» Excerpt provided:
━━━━━━━━

Very nice shot!  I have an old 300D that I have thought about converting to IR but I just havn't pushed myself to do it yet?  It's pictures like these that make me want to do it even more.  Great job!


----------



## abraxas (Apr 28, 2008)

Roger,

However, whatever, very fine image.


----------



## stoic (May 1, 2008)

Wow!  Where was the shot taken?  However you did it it's brilliant!  Thanks for telling us how.  Might try the technique myself if the sun ever shines again here.  Nothing but rain here for the last few days.
Stoic


----------



## Roger (May 4, 2008)

surfnturf said:


> Very nice shot!  I have an old 300D that I have thought about converting to IR but I just havn't pushed myself to do it yet?  It's pictures like these that make me want to do it even more.  Great job!



thanks very much...get the 300D converted you won't regret it ....I might add that quality lenses produce the best results.



abraxas said:


> Roger,
> 
> However, whatever, very fine image.



thanks a lot abraxas.



stoic said:


> Wow!  Where was the shot taken?  However you did it it's brilliant!  Thanks for telling us how.  Might try the technique myself if the sun ever shines again here.  Nothing but rain here for the last few days.
> Stoic



thanks very much....it was taken near Cansiglio in the Dolomite Mts, Northern Italy.....about an hour from where I live. One thing you can count on in England is rain eh.


----------

━━━━━━━━

» Exercise 1: Write out the lines of the records from the line with "colorbar-segment [654,141,677,161]" through the end of the records, including both ends.
The forum thread and the records have nothing to do with each other.

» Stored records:
━━━━━━━━

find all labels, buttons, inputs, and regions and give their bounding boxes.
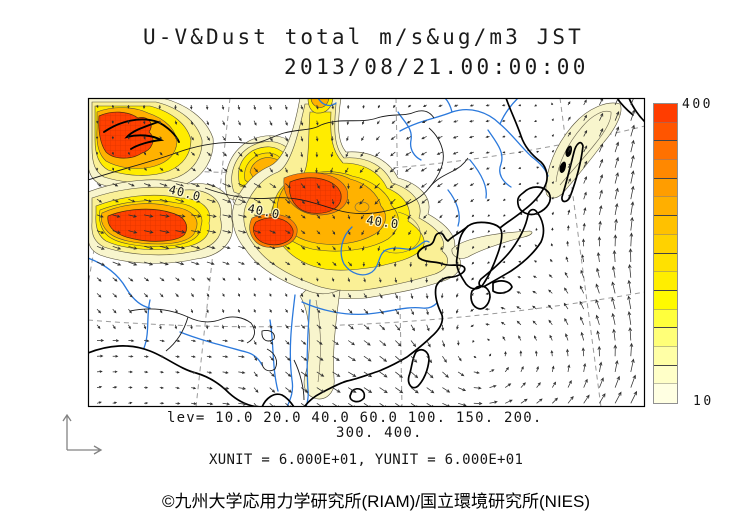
colorbar-segment [654,141,677,161]
xy-axes-icon [62,413,103,455]
colorbar-segment [654,160,677,179]
colorbar-segment [654,122,677,142]
credit-line: ©九州大学応用力学研究所(RIAM)/国立環境研究所(NIES) [161,492,591,511]
colorbar-segment [654,290,677,310]
colorbar [653,103,678,404]
colorbar-min-label: 10 [693,394,714,409]
colorbar-segment [654,272,677,291]
colorbar-segment [654,346,677,366]
colorbar-segment [654,365,677,385]
colorbar-segment [654,234,677,254]
colorbar-max-label: 400 [682,97,713,112]
colorbar-segment [654,328,677,347]
colorbar-segment [654,253,677,273]
wind-vector-field [95,98,637,407]
figure-datetime: 2013/08/21.00:00:00 [284,55,589,79]
sakhalin-coast-fragments [559,145,573,173]
colorbar-segment [654,197,677,217]
colorbar-segment [654,216,677,235]
colorbar-segment [654,104,677,123]
rivers [88,98,549,407]
contour-label: 40.0 [246,201,281,222]
colorbar-segment [654,309,677,329]
colorbar-segment [654,178,677,198]
contour-levels-line1: lev= 10.0 20.0 40.0 60.0 100. 150. 200. [167,410,543,426]
colorbar-segment [654,384,677,403]
contour-levels-line2: 300. 400. [336,425,423,441]
figure-title: U-V&Dust total m/s&ug/m3 JST [143,25,584,49]
contour-label: 40.0 [366,213,401,231]
map-frame [87,97,646,408]
axis-units-label: XUNIT = 6.000E+01, YUNIT = 6.000E+01 [209,452,524,468]
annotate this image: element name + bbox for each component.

━━━━━━━━

» Exercise 2: Translate this sentence from the forum thread into Spanish: "Nothing but rain here for the last few days."

» Final answer 1:
colorbar-segment [654,141,677,161]
xy-axes-icon [62,413,103,455]
colorbar-segment [654,160,677,179]
colorbar-segment [654,122,677,142]
credit-line: ©九州大学応用力学研究所(RIAM)/国立環境研究所(NIES) [161,492,591,511]
colorbar-segment [654,290,677,310]
colorbar [653,103,678,404]
colorbar-min-label: 10 [693,394,714,409]
colorbar-segment [654,272,677,291]
colorbar-segment [654,346,677,366]
colorbar-segment [654,365,677,385]
colorbar-segment [654,234,677,254]
colorbar-max-label: 400 [682,97,713,112]
colorbar-segment [654,328,677,347]
colorbar-segment [654,253,677,273]
wind-vector-field [95,98,637,407]
figure-datetime: 2013/08/21.00:00:00 [284,55,589,79]
sakhalin-coast-fragments [559,145,573,173]
colorbar-segment [654,197,677,217]
colorbar-segment [654,216,677,235]
colorbar-segment [654,104,677,123]
rivers [88,98,549,407]
contour-label: 40.0 [246,201,281,222]
colorbar-segment [654,309,677,329]
colorbar-segment [654,178,677,198]
contour-levels-line1: lev= 10.0 20.0 40.0 60.0 100. 150. 200. [167,410,543,426]
colorbar-segment [654,384,677,403]
contour-levels-line2: 300. 400. [336,425,423,441]
figure-title: U-V&Dust total m/s&ug/m3 JST [143,25,584,49]
contour-label: 40.0 [366,213,401,231]
map-frame [87,97,646,408]
axis-units-label: XUNIT = 6.000E+01, YUNIT = 6.000E+01 [209,452,524,468]
annotate this image: element name + bbox for each component.

» Final answer 2: Nada más que lluvia por aquí durante los últimos días.